Problem requirements - Filter the data below for the string "mark" and copy each matching line.

Provided information -
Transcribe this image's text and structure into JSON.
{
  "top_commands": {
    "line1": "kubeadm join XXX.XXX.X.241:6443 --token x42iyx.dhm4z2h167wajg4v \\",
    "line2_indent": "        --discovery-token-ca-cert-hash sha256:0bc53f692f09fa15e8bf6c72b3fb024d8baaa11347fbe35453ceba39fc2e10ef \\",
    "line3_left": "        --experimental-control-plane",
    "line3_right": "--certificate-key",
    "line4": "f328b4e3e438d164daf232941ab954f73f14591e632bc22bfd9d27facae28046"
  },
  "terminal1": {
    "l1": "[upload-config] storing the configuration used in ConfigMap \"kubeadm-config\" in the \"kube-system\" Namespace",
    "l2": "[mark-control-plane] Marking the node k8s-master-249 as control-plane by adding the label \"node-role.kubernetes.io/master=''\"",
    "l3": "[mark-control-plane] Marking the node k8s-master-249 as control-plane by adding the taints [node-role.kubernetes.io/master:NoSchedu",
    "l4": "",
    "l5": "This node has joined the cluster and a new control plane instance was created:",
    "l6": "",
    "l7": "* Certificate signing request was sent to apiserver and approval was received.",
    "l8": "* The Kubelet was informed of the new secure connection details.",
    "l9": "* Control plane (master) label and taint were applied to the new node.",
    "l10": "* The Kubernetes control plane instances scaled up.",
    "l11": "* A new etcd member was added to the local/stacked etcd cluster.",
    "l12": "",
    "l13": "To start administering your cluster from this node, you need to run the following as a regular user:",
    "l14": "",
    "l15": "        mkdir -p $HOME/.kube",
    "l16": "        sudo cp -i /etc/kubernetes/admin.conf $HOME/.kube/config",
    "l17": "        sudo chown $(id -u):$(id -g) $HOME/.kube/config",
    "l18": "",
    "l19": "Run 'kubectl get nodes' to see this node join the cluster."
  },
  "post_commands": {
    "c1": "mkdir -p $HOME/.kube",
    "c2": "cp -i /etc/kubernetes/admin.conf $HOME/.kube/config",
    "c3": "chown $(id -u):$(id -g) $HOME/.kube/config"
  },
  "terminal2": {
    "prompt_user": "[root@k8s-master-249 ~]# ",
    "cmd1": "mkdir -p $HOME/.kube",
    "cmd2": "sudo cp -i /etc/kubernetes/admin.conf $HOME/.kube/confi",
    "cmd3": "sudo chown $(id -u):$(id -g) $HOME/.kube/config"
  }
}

Exercise response -
    "l2": "[mark-control-plane] Marking the node k8s-master-249 as control-plane by adding the label \"node-role.kubernetes.io/master=''\"",
    "l3": "[mark-control-plane] Marking the node k8s-master-249 as control-plane by adding the taints [node-role.kubernetes.io/master:NoSchedu",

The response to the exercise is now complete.